» Work to complete
Go through the listing below and gather every line with the word "page".

[start of Entries supplied]

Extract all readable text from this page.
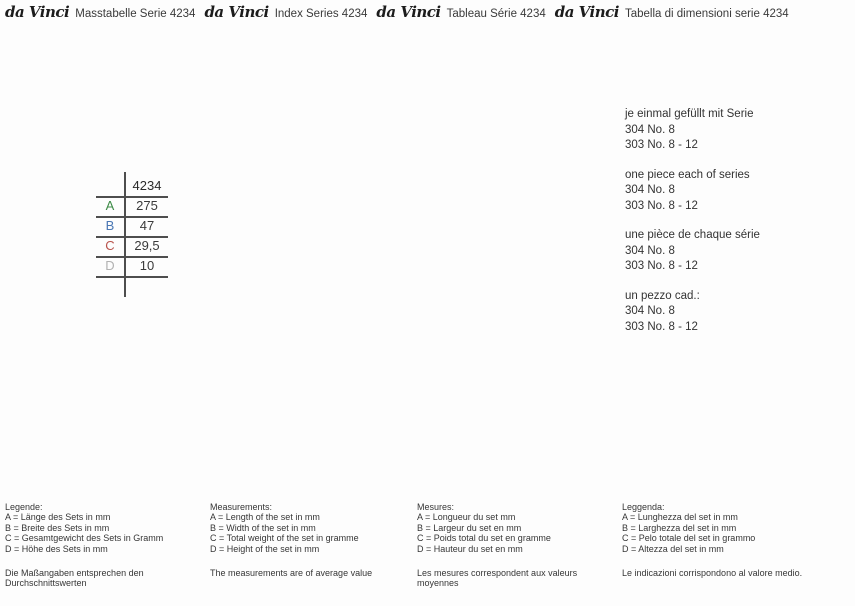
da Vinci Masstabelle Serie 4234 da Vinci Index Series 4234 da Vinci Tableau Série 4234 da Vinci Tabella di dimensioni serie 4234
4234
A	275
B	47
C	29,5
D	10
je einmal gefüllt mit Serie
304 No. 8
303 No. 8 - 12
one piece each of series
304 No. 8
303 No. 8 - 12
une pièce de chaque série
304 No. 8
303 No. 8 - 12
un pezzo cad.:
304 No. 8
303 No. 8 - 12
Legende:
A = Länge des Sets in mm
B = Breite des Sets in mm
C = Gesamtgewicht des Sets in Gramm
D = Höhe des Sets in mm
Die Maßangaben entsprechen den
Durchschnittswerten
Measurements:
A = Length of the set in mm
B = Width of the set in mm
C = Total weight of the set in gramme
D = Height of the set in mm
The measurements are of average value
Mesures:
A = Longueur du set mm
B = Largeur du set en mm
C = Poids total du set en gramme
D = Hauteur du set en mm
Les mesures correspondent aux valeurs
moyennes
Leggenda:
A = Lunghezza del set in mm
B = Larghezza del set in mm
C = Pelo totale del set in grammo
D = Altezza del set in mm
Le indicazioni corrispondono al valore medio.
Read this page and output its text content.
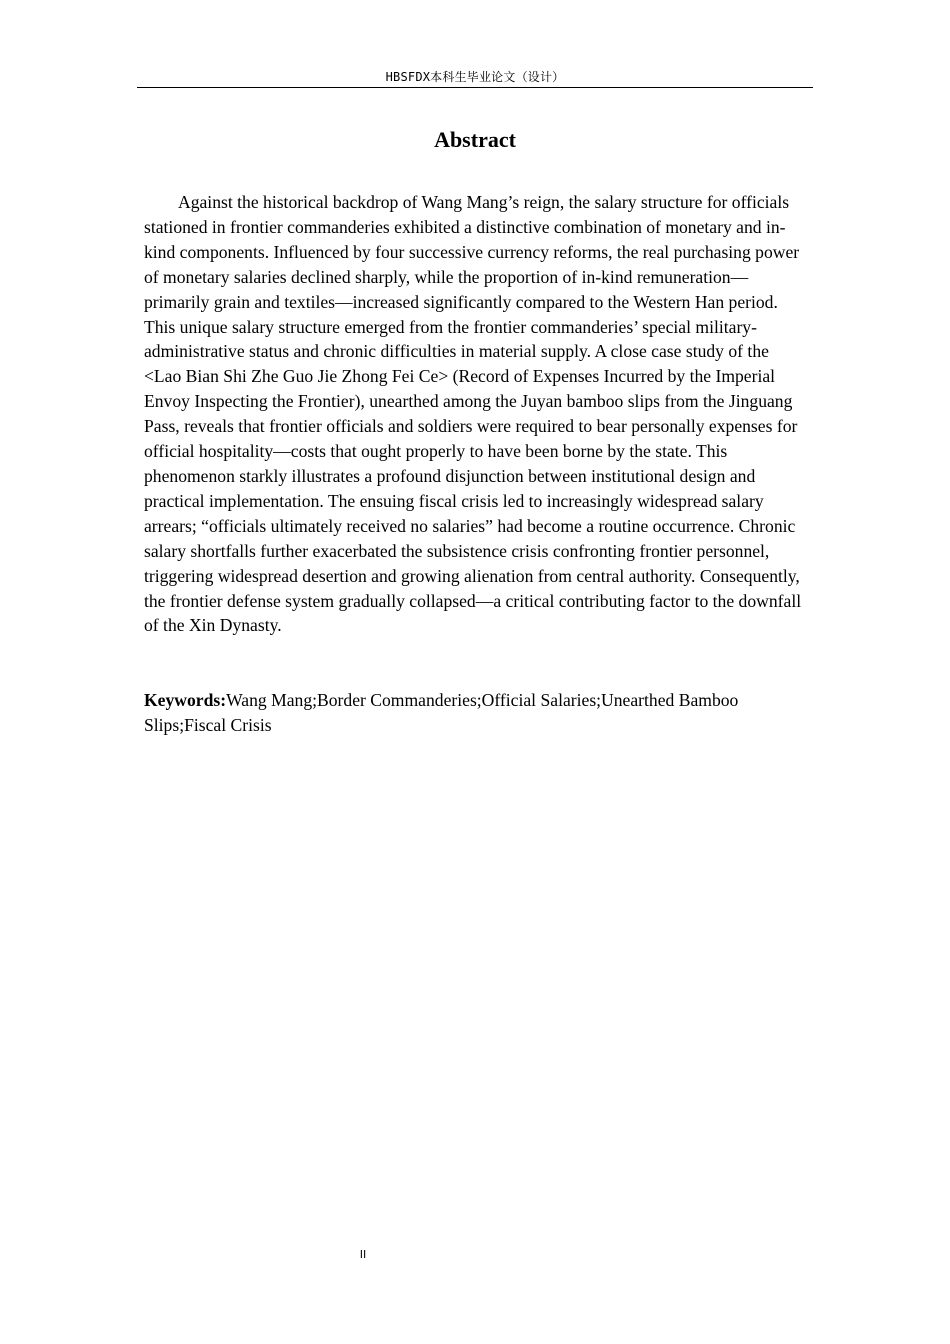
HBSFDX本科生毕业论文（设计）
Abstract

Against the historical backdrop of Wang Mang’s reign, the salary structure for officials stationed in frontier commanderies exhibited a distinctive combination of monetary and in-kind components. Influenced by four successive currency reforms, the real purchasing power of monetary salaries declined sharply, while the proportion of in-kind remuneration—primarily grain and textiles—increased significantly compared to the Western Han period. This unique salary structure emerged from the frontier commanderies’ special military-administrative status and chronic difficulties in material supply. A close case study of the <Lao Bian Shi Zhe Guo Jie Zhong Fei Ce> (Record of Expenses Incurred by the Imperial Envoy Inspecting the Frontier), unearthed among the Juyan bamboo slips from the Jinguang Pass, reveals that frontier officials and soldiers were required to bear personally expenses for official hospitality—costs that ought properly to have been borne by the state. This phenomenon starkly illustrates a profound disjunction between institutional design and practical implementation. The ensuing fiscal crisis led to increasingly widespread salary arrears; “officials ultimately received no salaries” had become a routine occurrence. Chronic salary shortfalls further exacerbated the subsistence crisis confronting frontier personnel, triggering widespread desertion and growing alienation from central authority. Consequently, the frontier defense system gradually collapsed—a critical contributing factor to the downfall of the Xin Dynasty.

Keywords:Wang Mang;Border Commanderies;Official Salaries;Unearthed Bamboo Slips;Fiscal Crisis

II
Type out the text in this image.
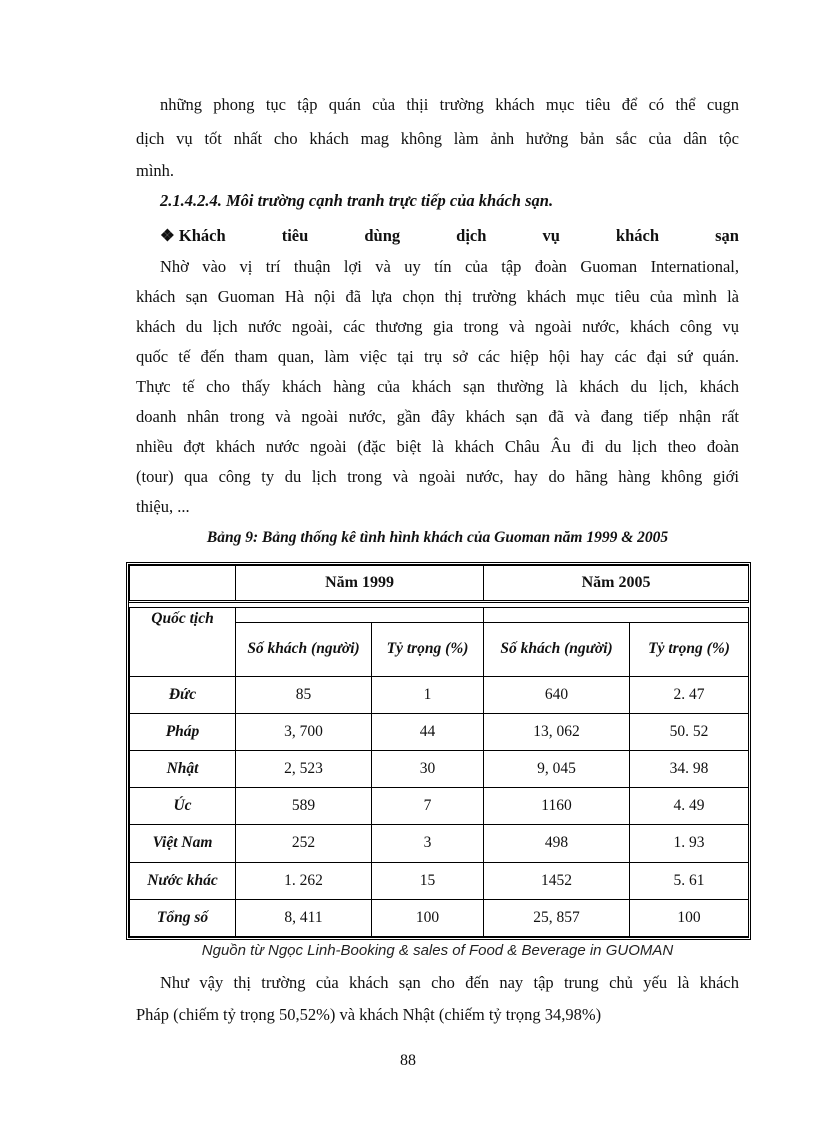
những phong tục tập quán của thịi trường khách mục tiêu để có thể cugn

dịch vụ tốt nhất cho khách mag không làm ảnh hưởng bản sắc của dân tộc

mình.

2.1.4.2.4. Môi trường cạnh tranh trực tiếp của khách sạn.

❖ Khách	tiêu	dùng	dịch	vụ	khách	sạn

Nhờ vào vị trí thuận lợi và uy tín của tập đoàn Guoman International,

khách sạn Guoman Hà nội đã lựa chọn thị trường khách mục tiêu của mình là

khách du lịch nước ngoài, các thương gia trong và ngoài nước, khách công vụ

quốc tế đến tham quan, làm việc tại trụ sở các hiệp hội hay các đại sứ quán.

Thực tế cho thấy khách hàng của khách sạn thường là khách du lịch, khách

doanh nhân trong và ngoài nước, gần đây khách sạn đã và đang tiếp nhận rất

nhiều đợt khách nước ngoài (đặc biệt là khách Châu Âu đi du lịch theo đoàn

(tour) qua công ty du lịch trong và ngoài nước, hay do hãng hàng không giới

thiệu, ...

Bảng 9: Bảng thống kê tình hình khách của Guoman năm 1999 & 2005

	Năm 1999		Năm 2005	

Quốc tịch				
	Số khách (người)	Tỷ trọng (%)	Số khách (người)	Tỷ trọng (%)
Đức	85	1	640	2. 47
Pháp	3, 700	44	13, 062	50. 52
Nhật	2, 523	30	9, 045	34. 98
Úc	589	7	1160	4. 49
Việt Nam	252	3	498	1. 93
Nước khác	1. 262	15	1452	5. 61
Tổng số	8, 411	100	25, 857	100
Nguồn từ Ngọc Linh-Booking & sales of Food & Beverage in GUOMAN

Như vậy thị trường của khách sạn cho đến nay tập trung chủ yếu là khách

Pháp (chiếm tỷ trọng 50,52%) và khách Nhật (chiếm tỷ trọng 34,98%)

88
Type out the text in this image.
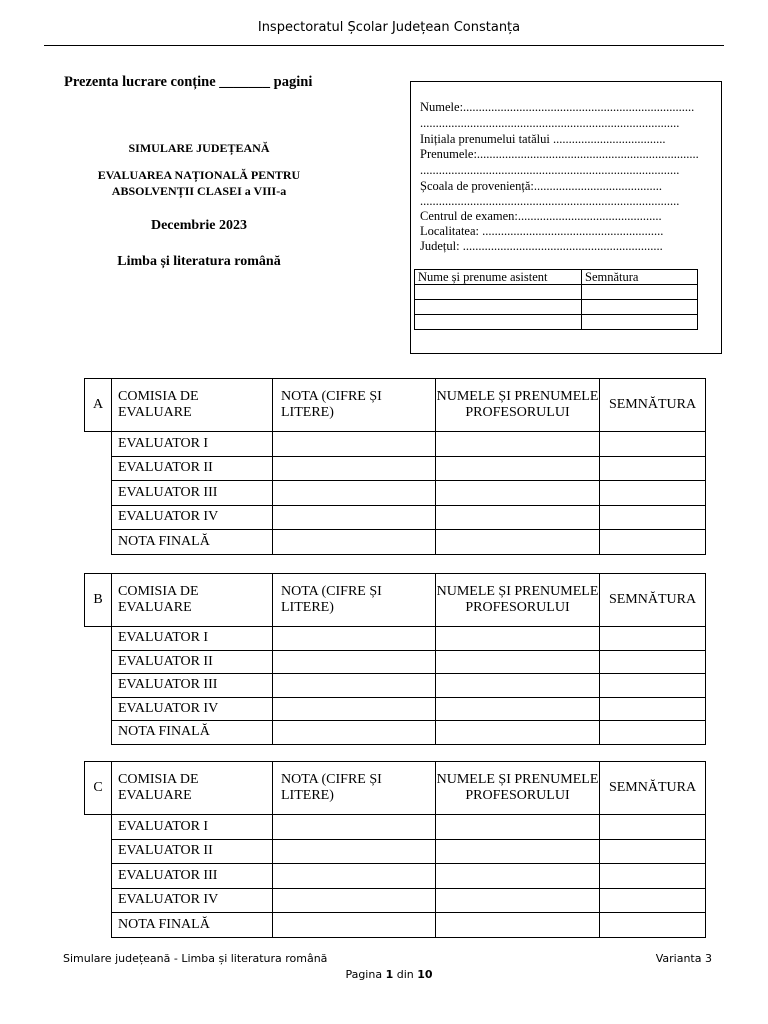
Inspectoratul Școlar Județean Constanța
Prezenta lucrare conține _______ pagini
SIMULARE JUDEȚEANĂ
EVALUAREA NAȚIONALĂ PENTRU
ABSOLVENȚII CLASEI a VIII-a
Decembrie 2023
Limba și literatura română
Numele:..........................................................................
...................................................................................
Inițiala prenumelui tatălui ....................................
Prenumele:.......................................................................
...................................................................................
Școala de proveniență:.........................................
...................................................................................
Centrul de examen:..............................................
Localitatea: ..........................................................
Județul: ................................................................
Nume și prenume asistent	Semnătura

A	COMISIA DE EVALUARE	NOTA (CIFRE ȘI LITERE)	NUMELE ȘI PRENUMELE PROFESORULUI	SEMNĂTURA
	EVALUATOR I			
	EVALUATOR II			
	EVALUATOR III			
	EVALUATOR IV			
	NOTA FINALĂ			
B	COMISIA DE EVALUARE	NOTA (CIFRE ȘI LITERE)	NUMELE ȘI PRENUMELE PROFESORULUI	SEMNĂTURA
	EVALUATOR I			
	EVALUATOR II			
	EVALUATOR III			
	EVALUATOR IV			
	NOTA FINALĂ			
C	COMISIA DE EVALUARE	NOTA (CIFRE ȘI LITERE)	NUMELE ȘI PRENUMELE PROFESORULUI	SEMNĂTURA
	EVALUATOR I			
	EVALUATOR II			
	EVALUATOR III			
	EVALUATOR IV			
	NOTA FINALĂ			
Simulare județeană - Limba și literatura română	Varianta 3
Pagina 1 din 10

[end of Entries supplied]

» Exercise answer
Extract all readable text from this page.
Read this page and output its text content.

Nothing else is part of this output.